[Exercise prompt]:
Render the material again word for word, skipping the pictures in it.

(Stored data)
··········

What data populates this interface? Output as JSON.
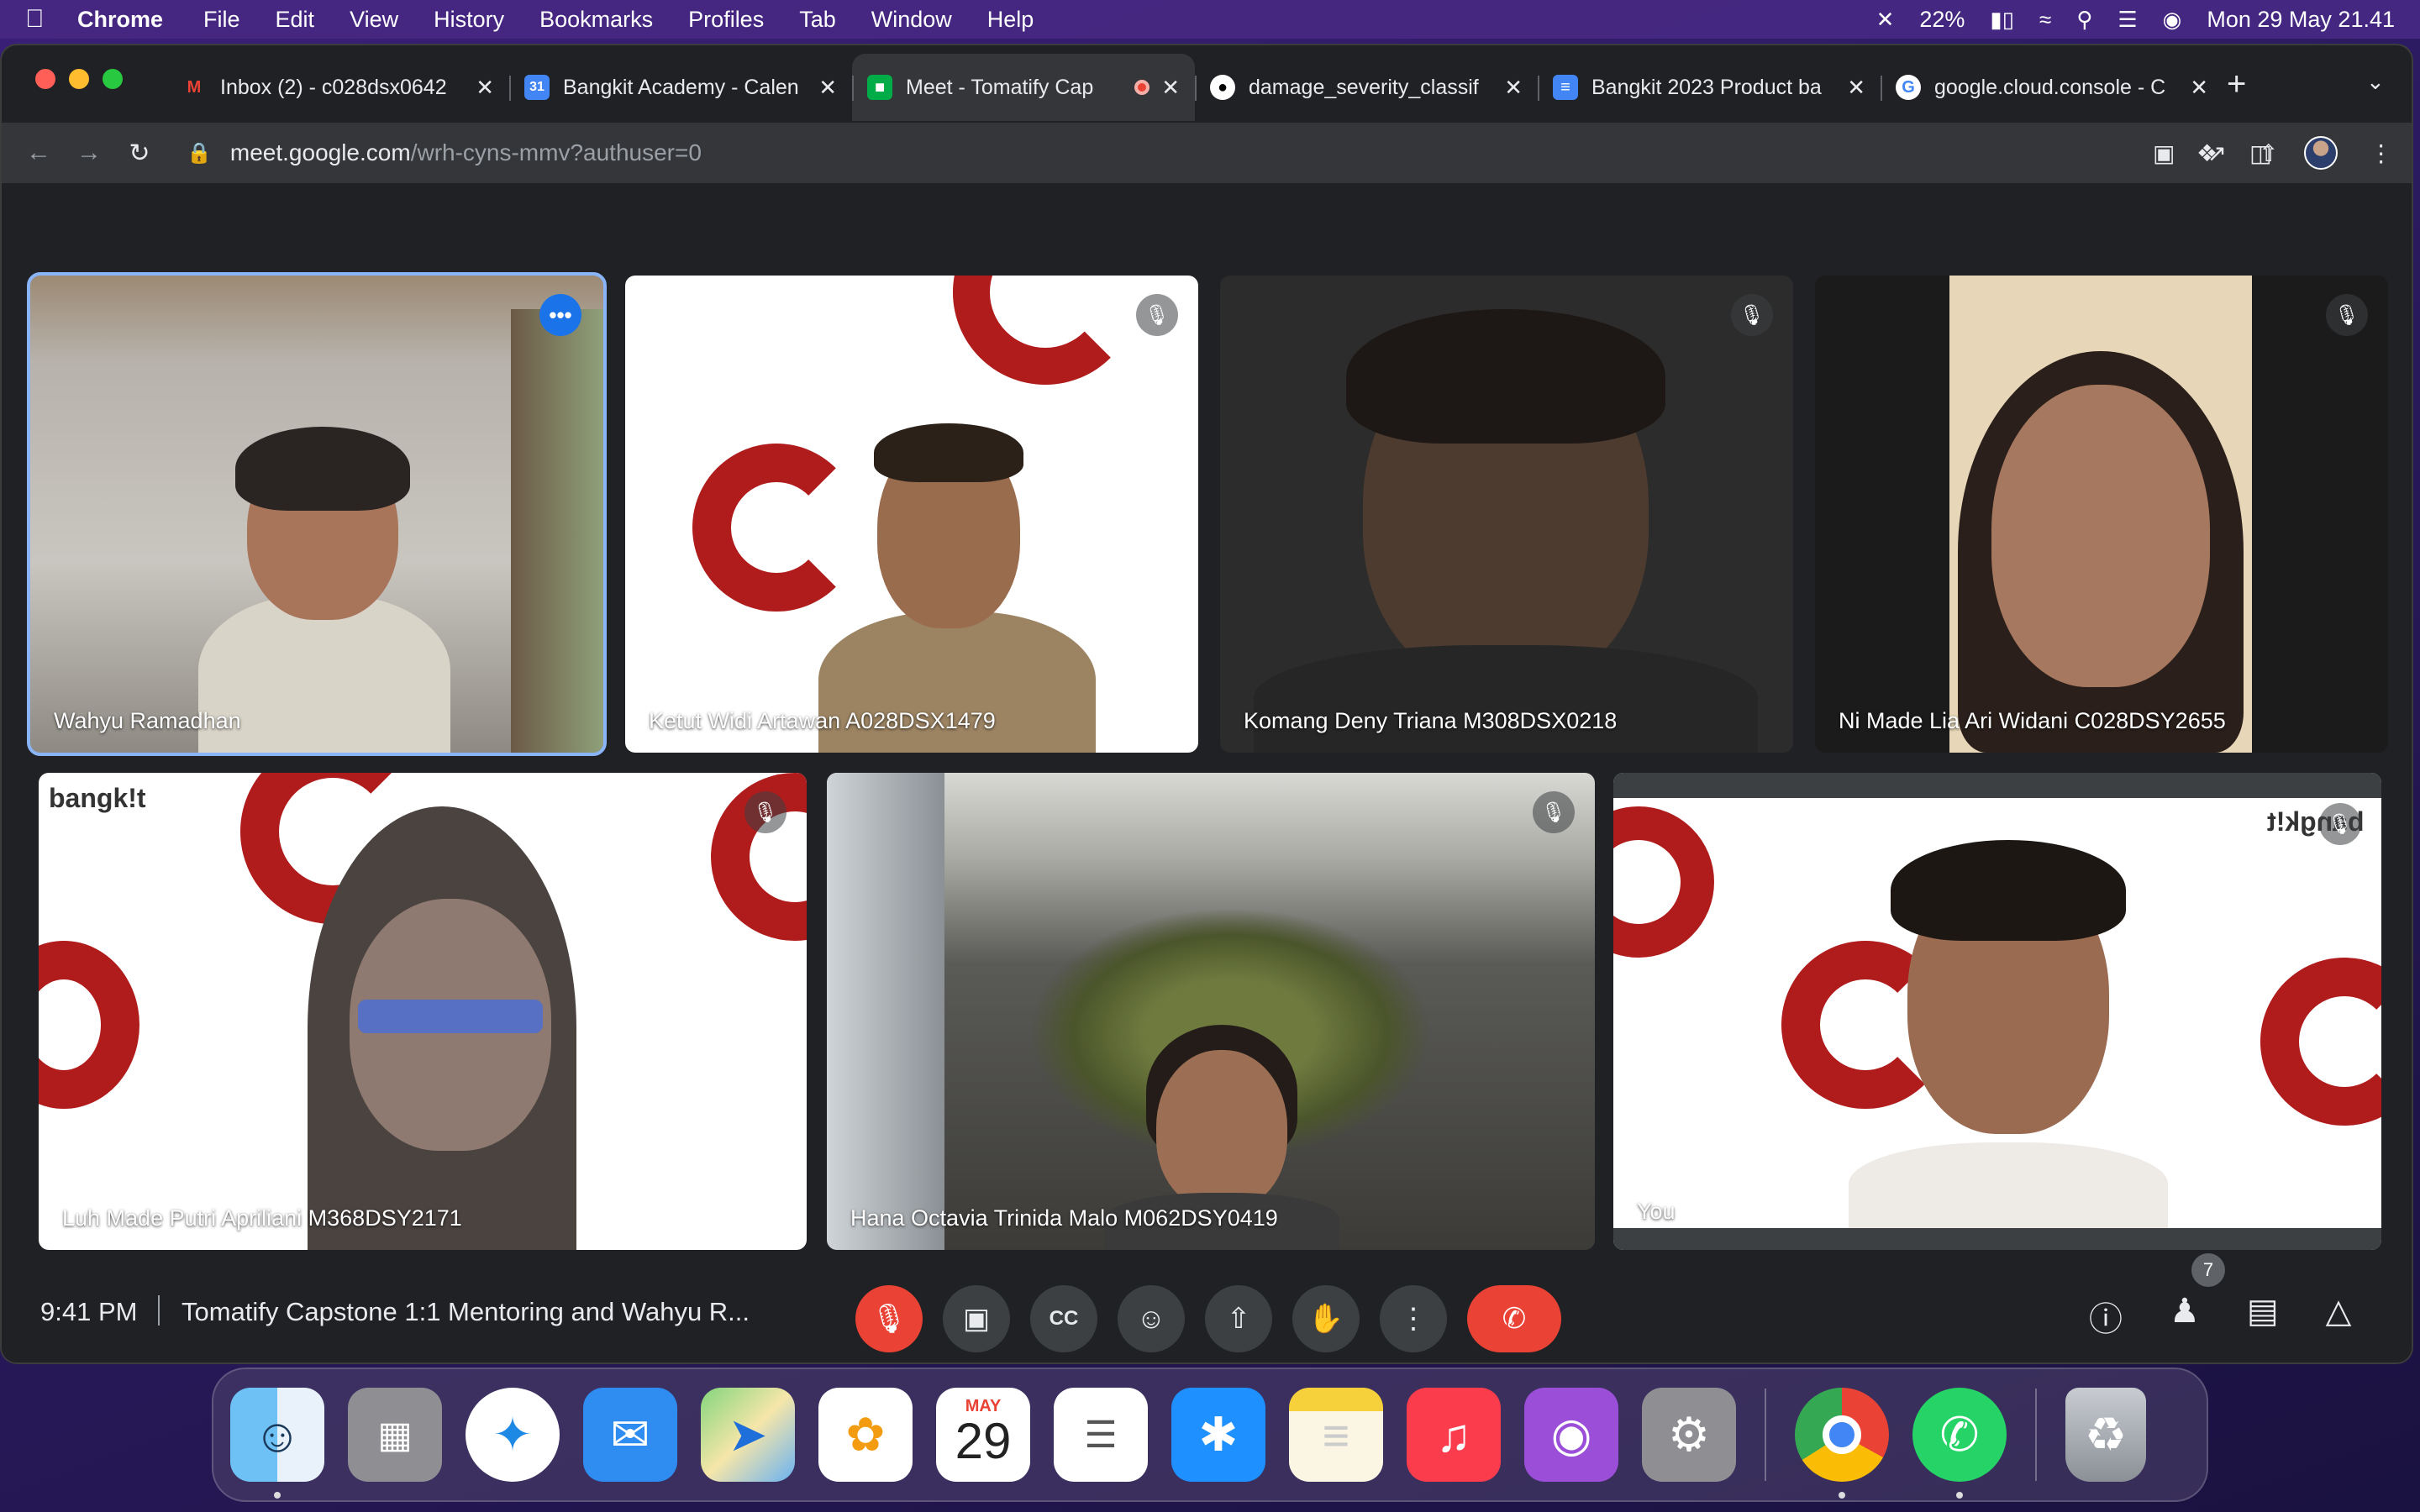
{
  "menubar": {
    "app": "Chrome",
    "items": [
      "File",
      "Edit",
      "View",
      "History",
      "Bookmarks",
      "Profiles",
      "Tab",
      "Window",
      "Help"
    ],
    "battery": "22%",
    "datetime": "Mon 29 May  21.41"
  },
  "tabs": [
    {
      "title": "Inbox (2) - c028dsx0642",
      "favicon": "gmail-icon",
      "color": "#ea4335"
    },
    {
      "title": "Bangkit Academy - Calen",
      "favicon": "calendar-icon",
      "color": "#4285f4"
    },
    {
      "title": "Meet - Tomatify Cap",
      "favicon": "meet-icon",
      "color": "#00ac47",
      "active": true,
      "recording": true
    },
    {
      "title": "damage_severity_classif",
      "favicon": "github-icon",
      "color": "#ffffff"
    },
    {
      "title": "Bangkit 2023 Product ba",
      "favicon": "docs-icon",
      "color": "#4285f4"
    },
    {
      "title": "google.cloud.console - C",
      "favicon": "google-icon",
      "color": "#ffffff"
    }
  ],
  "address": {
    "host": "meet.google.com",
    "path": "/wrh-cyns-mmv?authuser=0"
  },
  "participants": [
    {
      "name": "Wahyu Ramadhan",
      "speaking": true,
      "muted": false
    },
    {
      "name": "Ketut Widi Artawan A028DSX1479",
      "muted": true
    },
    {
      "name": "Komang Deny Triana M308DSX0218",
      "muted": true
    },
    {
      "name": "Ni Made Lia Ari Widani C028DSY2655",
      "muted": true
    },
    {
      "name": "Luh Made Putri Apriliani M368DSY2171",
      "muted": true
    },
    {
      "name": "Hana Octavia Trinida Malo M062DSY0419",
      "muted": true
    },
    {
      "name": "You",
      "muted": true
    }
  ],
  "bangkit_logo": "bangk!t",
  "bottombar": {
    "time": "9:41 PM",
    "title": "Tomatify Capstone 1:1 Mentoring and Wahyu R...",
    "people_count": "7"
  },
  "dock": {
    "calendar_month": "MAY",
    "calendar_day": "29",
    "apps": [
      "Finder",
      "Launchpad",
      "Safari",
      "Mail",
      "Maps",
      "Photos",
      "Calendar",
      "Reminders",
      "App Store",
      "Notes",
      "Music",
      "Podcasts",
      "System Settings",
      "Chrome",
      "WhatsApp",
      "Trash"
    ]
  }
}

··········

[Output of the exercise]:
What data populates this interface? Output as JSON.
{
  "menubar": {
    "app": "Chrome",
    "items": [
      "File",
      "Edit",
      "View",
      "History",
      "Bookmarks",
      "Profiles",
      "Tab",
      "Window",
      "Help"
    ],
    "battery": "22%",
    "datetime": "Mon 29 May  21.41"
  },
  "tabs": [
    {
      "title": "Inbox (2) - c028dsx0642",
      "favicon": "gmail-icon",
      "color": "#ea4335"
    },
    {
      "title": "Bangkit Academy - Calen",
      "favicon": "calendar-icon",
      "color": "#4285f4"
    },
    {
      "title": "Meet - Tomatify Cap",
      "favicon": "meet-icon",
      "color": "#00ac47",
      "active": true,
      "recording": true
    },
    {
      "title": "damage_severity_classif",
      "favicon": "github-icon",
      "color": "#ffffff"
    },
    {
      "title": "Bangkit 2023 Product ba",
      "favicon": "docs-icon",
      "color": "#4285f4"
    },
    {
      "title": "google.cloud.console - C",
      "favicon": "google-icon",
      "color": "#ffffff"
    }
  ],
  "address": {
    "host": "meet.google.com",
    "path": "/wrh-cyns-mmv?authuser=0"
  },
  "participants": [
    {
      "name": "Wahyu Ramadhan",
      "speaking": true,
      "muted": false
    },
    {
      "name": "Ketut Widi Artawan A028DSX1479",
      "muted": true
    },
    {
      "name": "Komang Deny Triana M308DSX0218",
      "muted": true
    },
    {
      "name": "Ni Made Lia Ari Widani C028DSY2655",
      "muted": true
    },
    {
      "name": "Luh Made Putri Apriliani M368DSY2171",
      "muted": true
    },
    {
      "name": "Hana Octavia Trinida Malo M062DSY0419",
      "muted": true
    },
    {
      "name": "You",
      "muted": true
    }
  ],
  "bangkit_logo": "bangk!t",
  "bottombar": {
    "time": "9:41 PM",
    "title": "Tomatify Capstone 1:1 Mentoring and Wahyu R...",
    "people_count": "7"
  },
  "dock": {
    "calendar_month": "MAY",
    "calendar_day": "29",
    "apps": [
      "Finder",
      "Launchpad",
      "Safari",
      "Mail",
      "Maps",
      "Photos",
      "Calendar",
      "Reminders",
      "App Store",
      "Notes",
      "Music",
      "Podcasts",
      "System Settings",
      "Chrome",
      "WhatsApp",
      "Trash"
    ]
  }
}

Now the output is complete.